_Vorliegender Textauszug:_
_ _ _ _ _
Wir reden hier über UNIFIL. Denken Sie nur daran zurück, wie UNIFIL auf den Weg gekommen ist. UNIFIL ist – Niels Annen hat es angesprochen – auf den Weg gekommen, weil wir damals einen Beitrag dazu leisten wollten, das Existenzrecht des jüdischen Staates Israel zu sichern. Das war der Ausgangspunkt. Bei uns lief die Debatte damals eigentlich in die falsche Richtung. Bei uns haben alle ausgeschlossen, dass Deutschland in dieser Region militärisch tätig werden könne, während der damalige israelische Premierminister Olmert uns öffentlich aufgefordert, eingeladen und dringend gebeten hat, tätig zu werden. Wir wurden tätig, aber nicht mit Landstreitkräften, sondern mittels eines sehr moderaten und, wie ich finde, gelungenen Beitrages im Rahmen von UNIFIL. Deshalb ist dieses Mandat auch eine Erfolgsgeschichte.
_ _ _ _ _
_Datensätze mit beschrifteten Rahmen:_
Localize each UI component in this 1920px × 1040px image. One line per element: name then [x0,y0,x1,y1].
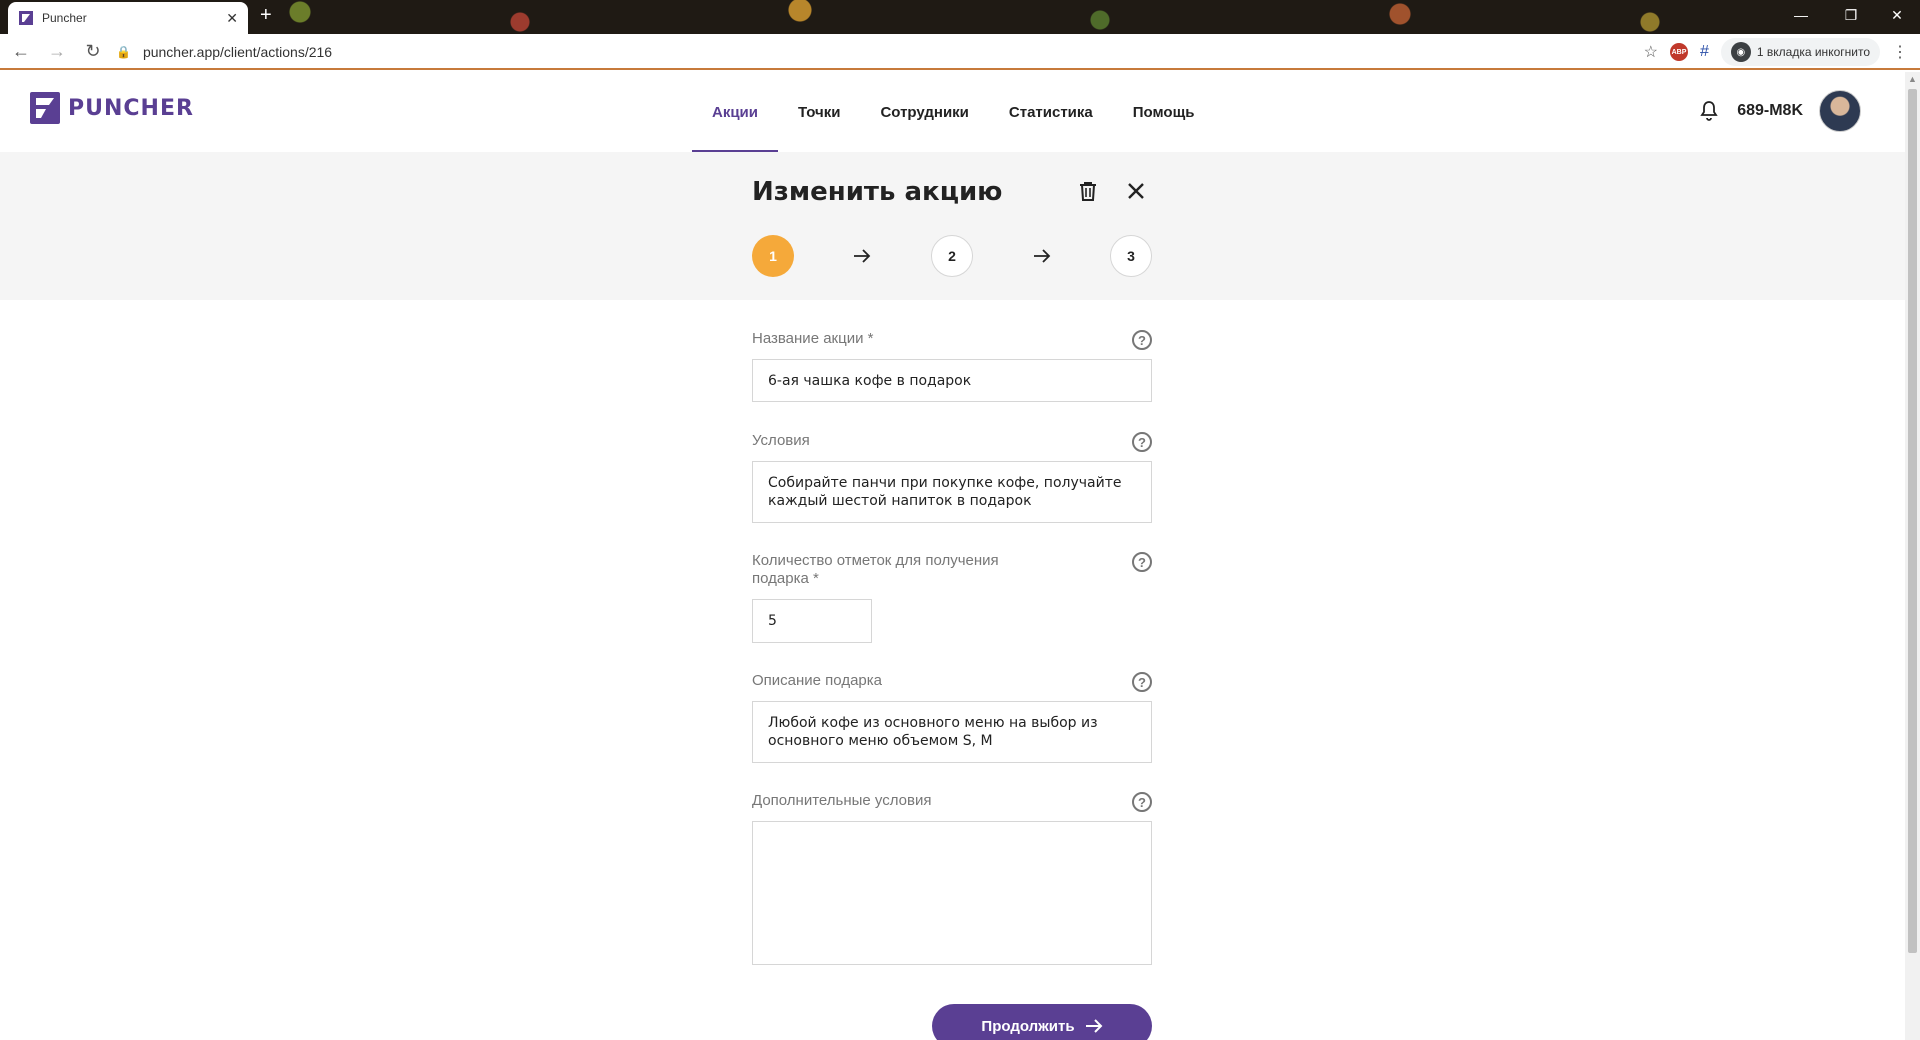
browser-menu-icon[interactable]: ⋮ [1892,42,1908,62]
help-icon[interactable]: ? [1132,330,1152,350]
action-name-label: Название акции * [752,330,874,347]
gift-description-label: Описание подарка [752,672,882,689]
page-title: Изменить акцию [752,177,1003,207]
help-icon[interactable]: ? [1132,792,1152,812]
step-3[interactable]: 3 [1110,235,1152,277]
incognito-label: 1 вкладка инкогнито [1756,45,1870,59]
punch-count-input[interactable]: 5 [752,599,872,643]
lock-icon: 🔒 [116,45,131,59]
punch-count-label: Количество отметок для получения подарка… [752,552,999,587]
nav-item-statistics[interactable]: Статистика [989,72,1113,152]
conditions-label: Условия [752,432,810,449]
puncher-logo-icon [30,92,60,124]
arrow-right-icon [1085,1019,1102,1033]
help-icon[interactable]: ? [1132,552,1152,572]
nav-item-points[interactable]: Точки [778,72,860,152]
help-icon[interactable]: ? [1132,672,1152,692]
app-header: PUNCHER Акции Точки Сотрудники Статистик… [0,72,1905,152]
tab-title: Puncher [42,11,87,25]
help-icon[interactable]: ? [1132,432,1152,452]
adblock-extension-icon[interactable]: ABP [1669,43,1688,61]
back-icon[interactable]: ← [6,36,36,66]
continue-button[interactable]: Продолжить [932,1004,1152,1040]
extra-conditions-textarea[interactable] [752,821,1152,965]
arrow-right-icon [854,249,871,263]
new-tab-icon[interactable]: + [260,4,272,27]
puncher-favicon-icon [19,11,33,25]
main-nav: Акции Точки Сотрудники Статистика Помощь [692,72,1214,152]
username[interactable]: 689-M8K [1737,102,1803,120]
logo[interactable]: PUNCHER [30,92,194,124]
reload-icon[interactable]: ↻ [78,36,108,66]
url-text: puncher.app/client/actions/216 [142,44,333,60]
conditions-textarea[interactable]: Собирайте панчи при покупке кофе, получа… [752,461,1152,523]
scroll-up-icon[interactable]: ▲ [1905,72,1920,87]
step-1[interactable]: 1 [752,235,794,277]
editor-header-band [0,152,1905,300]
action-name-input[interactable]: 6-ая чашка кофе в подарок [752,359,1152,402]
close-icon[interactable] [1125,180,1147,202]
nav-item-help[interactable]: Помощь [1113,72,1215,152]
scrollbar-thumb[interactable] [1908,89,1917,953]
grid-extension-icon[interactable]: # [1700,43,1709,61]
nav-item-employees[interactable]: Сотрудники [860,72,988,152]
gift-description-textarea[interactable]: Любой кофе из основного меню на выбор из… [752,701,1152,763]
logo-text: PUNCHER [68,95,194,121]
page-scrollbar[interactable]: ▲ [1905,72,1920,1040]
trash-icon[interactable] [1076,179,1100,203]
avatar[interactable] [1819,90,1861,132]
window-close-icon[interactable]: ✕ [1874,0,1920,30]
continue-label: Продолжить [981,1017,1075,1035]
restore-icon[interactable]: ❐ [1828,0,1874,30]
incognito-icon: ◉ [1730,42,1751,62]
tab-close-icon[interactable]: ✕ [226,10,238,27]
address-bar[interactable]: 🔒 puncher.app/client/actions/216 [116,38,1646,66]
minimize-icon[interactable]: — [1778,0,1824,30]
extra-conditions-label: Дополнительные условия [752,792,932,809]
forward-icon[interactable]: → [42,36,72,66]
notification-bell-icon[interactable] [1697,99,1721,123]
bookmark-star-icon[interactable]: ☆ [1644,42,1658,62]
browser-toolbar: ← → ↻ 🔒 puncher.app/client/actions/216 ☆… [0,34,1920,70]
nav-item-actions[interactable]: Акции [692,72,779,152]
step-indicator: 1 2 3 [752,235,1152,277]
user-area: 689-M8K [1697,90,1861,132]
incognito-indicator[interactable]: ◉ 1 вкладка инкогнито [1720,38,1880,66]
arrow-right-icon [1034,249,1051,263]
browser-tab[interactable]: Puncher ✕ [8,2,248,34]
step-2[interactable]: 2 [931,235,973,277]
browser-tabstrip: Puncher ✕ + — ❐ ✕ [0,0,1920,34]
_ _ _ _ _
_Arbeitsanweisungen:_
**1)** Schreiben Sie aus den Datensätzen die Zeilen genau ab, beginnend mit der Zeile, die "browser-menu-icon[interactable]: ⋮ [1892,42,1908,62]" enthält, und endend mit der Zeile, die "punch-count-input[interactable]: 5 [752,599,872,643]" enthält; beide Zeilen sind einzuschließen.
**2)** Führen Sie den Text über das UNIFIL-Mandat im Anschluss an seinen letzten Satz fort.

_Lösungen:_
**1)**
browser-menu-icon[interactable]: ⋮ [1892,42,1908,62]
help-icon[interactable]: ? [1132,330,1152,350]
action-name-label: Название акции * [752,330,874,347]
gift-description-label: Описание подарка [752,672,882,689]
page-title: Изменить акцию [752,177,1003,207]
help-icon[interactable]: ? [1132,792,1152,812]
step-3[interactable]: 3 [1110,235,1152,277]
incognito-label: 1 вкладка инкогнито [1756,45,1870,59]
punch-count-input[interactable]: 5 [752,599,872,643]

**2)**
Wenn wir über die Region insgesamt reden, dann dürfen wir die deutschen Interessen nicht außen vor lassen. Dazu gehören auch wirtschaftliche Interessen und vielerlei andere Aspekte. Definitiv gehört aber auch der Schutz Israels dazu.
Wir beschäftigen uns mit der Menschenrechtssituation in Saudi-Arabien eingehend. Es ist zum Teil sehr schwer nachvollziehbar, was dort passiert. Aber aus strategischen Gründen gilt: Saudi-Arabien ist und bleibt ein wichtiger Verbündeter und Partner für uns, wenn es darum geht, den Hegemon Iran teilweise in seine Schranken zu weisen. Das möchte ich an dieser Stelle deutlich sagen. In welchem Grad Unterstützung und Kooperation stattfinden kann, das wird im Bundessicherheitsrat – das steht ja in der Zeitung – offenbar sehr lebhaft diskutiert. Wir im Parlament spiegeln diese Diskussion wider und tun uns deshalb mit Rüstungsexporten insgesamt sehr schwer. Niemand trifft hier leichtfertige Entscheidungen.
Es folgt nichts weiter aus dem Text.